### AIM OF THE TASK
Retype the records that come next, word for word.

### A run of records
● ● ● ● ● ● ●
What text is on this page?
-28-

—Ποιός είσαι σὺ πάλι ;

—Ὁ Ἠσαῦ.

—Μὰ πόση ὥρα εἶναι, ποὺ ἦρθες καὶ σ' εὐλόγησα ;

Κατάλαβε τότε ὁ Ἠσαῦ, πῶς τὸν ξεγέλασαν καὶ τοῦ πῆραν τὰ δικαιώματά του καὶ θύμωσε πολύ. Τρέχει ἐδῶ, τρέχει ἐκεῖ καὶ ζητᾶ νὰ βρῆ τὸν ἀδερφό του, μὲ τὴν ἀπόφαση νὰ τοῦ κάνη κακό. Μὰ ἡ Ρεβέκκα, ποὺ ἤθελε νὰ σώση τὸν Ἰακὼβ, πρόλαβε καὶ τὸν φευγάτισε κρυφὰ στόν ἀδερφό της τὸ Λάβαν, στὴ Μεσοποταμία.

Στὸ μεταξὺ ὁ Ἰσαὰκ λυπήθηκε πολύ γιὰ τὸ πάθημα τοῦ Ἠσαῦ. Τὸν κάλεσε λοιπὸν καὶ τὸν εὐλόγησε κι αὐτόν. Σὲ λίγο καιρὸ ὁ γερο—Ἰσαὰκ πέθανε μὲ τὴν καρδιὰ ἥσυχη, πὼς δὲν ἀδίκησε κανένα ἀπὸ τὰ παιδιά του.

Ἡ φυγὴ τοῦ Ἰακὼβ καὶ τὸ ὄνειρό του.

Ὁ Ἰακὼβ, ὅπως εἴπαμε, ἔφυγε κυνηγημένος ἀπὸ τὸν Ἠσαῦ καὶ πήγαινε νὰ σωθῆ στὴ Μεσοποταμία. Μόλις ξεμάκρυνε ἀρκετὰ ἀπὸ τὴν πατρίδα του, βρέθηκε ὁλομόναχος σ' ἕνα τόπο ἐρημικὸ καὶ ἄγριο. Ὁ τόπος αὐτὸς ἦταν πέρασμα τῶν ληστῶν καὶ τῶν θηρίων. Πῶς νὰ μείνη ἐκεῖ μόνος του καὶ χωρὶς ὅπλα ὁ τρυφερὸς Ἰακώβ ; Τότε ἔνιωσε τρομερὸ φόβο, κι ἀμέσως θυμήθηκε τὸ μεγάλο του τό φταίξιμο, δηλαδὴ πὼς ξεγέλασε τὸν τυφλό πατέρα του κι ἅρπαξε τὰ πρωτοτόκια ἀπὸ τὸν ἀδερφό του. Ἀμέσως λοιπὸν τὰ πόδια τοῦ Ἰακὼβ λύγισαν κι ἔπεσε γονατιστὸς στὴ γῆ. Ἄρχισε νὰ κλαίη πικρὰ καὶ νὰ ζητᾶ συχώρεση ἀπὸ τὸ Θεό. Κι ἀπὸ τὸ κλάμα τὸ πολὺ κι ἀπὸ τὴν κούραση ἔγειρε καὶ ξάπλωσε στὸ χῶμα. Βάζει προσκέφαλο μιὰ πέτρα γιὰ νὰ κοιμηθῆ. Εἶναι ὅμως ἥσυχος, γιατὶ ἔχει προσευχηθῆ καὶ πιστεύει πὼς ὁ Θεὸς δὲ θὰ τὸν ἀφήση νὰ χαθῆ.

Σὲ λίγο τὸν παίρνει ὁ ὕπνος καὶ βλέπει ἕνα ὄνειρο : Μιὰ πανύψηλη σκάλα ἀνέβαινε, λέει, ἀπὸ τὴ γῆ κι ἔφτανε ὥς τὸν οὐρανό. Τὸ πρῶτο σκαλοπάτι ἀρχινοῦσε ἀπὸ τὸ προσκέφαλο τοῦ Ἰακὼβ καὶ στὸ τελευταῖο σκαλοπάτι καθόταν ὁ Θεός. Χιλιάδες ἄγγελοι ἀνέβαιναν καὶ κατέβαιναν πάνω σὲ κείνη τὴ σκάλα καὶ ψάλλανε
● ● ● ● ● ● ●
### EXERCISE ANSWER
What text is on this page?
-28-

—Ποιός είσαι σὺ πάλι ;

—Ὁ Ἠσαῦ.

—Μὰ πόση ὥρα εἶναι, ποὺ ἦρθες καὶ σ' εὐλόγησα ;

Κατάλαβε τότε ὁ Ἠσαῦ, πῶς τὸν ξεγέλασαν καὶ τοῦ πῆραν τὰ δικαιώματά του καὶ θύμωσε πολύ. Τρέχει ἐδῶ, τρέχει ἐκεῖ καὶ ζητᾶ νὰ βρῆ τὸν ἀδερφό του, μὲ τὴν ἀπόφαση νὰ τοῦ κάνη κακό. Μὰ ἡ Ρεβέκκα, ποὺ ἤθελε νὰ σώση τὸν Ἰακὼβ, πρόλαβε καὶ τὸν φευγάτισε κρυφὰ στόν ἀδερφό της τὸ Λάβαν, στὴ Μεσοποταμία.

Στὸ μεταξὺ ὁ Ἰσαὰκ λυπήθηκε πολύ γιὰ τὸ πάθημα τοῦ Ἠσαῦ. Τὸν κάλεσε λοιπὸν καὶ τὸν εὐλόγησε κι αὐτόν. Σὲ λίγο καιρὸ ὁ γερο—Ἰσαὰκ πέθανε μὲ τὴν καρδιὰ ἥσυχη, πὼς δὲν ἀδίκησε κανένα ἀπὸ τὰ παιδιά του.

Ἡ φυγὴ τοῦ Ἰακὼβ καὶ τὸ ὄνειρό του.

Ὁ Ἰακὼβ, ὅπως εἴπαμε, ἔφυγε κυνηγημένος ἀπὸ τὸν Ἠσαῦ καὶ πήγαινε νὰ σωθῆ στὴ Μεσοποταμία. Μόλις ξεμάκρυνε ἀρκετὰ ἀπὸ τὴν πατρίδα του, βρέθηκε ὁλομόναχος σ' ἕνα τόπο ἐρημικὸ καὶ ἄγριο. Ὁ τόπος αὐτὸς ἦταν πέρασμα τῶν ληστῶν καὶ τῶν θηρίων. Πῶς νὰ μείνη ἐκεῖ μόνος του καὶ χωρὶς ὅπλα ὁ τρυφερὸς Ἰακώβ ; Τότε ἔνιωσε τρομερὸ φόβο, κι ἀμέσως θυμήθηκε τὸ μεγάλο του τό φταίξιμο, δηλαδὴ πὼς ξεγέλασε τὸν τυφλό πατέρα του κι ἅρπαξε τὰ πρωτοτόκια ἀπὸ τὸν ἀδερφό του. Ἀμέσως λοιπὸν τὰ πόδια τοῦ Ἰακὼβ λύγισαν κι ἔπεσε γονατιστὸς στὴ γῆ. Ἄρχισε νὰ κλαίη πικρὰ καὶ νὰ ζητᾶ συχώρεση ἀπὸ τὸ Θεό. Κι ἀπὸ τὸ κλάμα τὸ πολὺ κι ἀπὸ τὴν κούραση ἔγειρε καὶ ξάπλωσε στὸ χῶμα. Βάζει προσκέφαλο μιὰ πέτρα γιὰ νὰ κοιμηθῆ. Εἶναι ὅμως ἥσυχος, γιατὶ ἔχει προσευχηθῆ καὶ πιστεύει πὼς ὁ Θεὸς δὲ θὰ τὸν ἀφήση νὰ χαθῆ.

Σὲ λίγο τὸν παίρνει ὁ ὕπνος καὶ βλέπει ἕνα ὄνειρο : Μιὰ πανύψηλη σκάλα ἀνέβαινε, λέει, ἀπὸ τὴ γῆ κι ἔφτανε ὥς τὸν οὐρανό. Τὸ πρῶτο σκαλοπάτι ἀρχινοῦσε ἀπὸ τὸ προσκέφαλο τοῦ Ἰακὼβ καὶ στὸ τελευταῖο σκαλοπάτι καθόταν ὁ Θεός. Χιλιάδες ἄγγελοι ἀνέβαιναν καὶ κατέβαιναν πάνω σὲ κείνη τὴ σκάλα καὶ ψάλλανε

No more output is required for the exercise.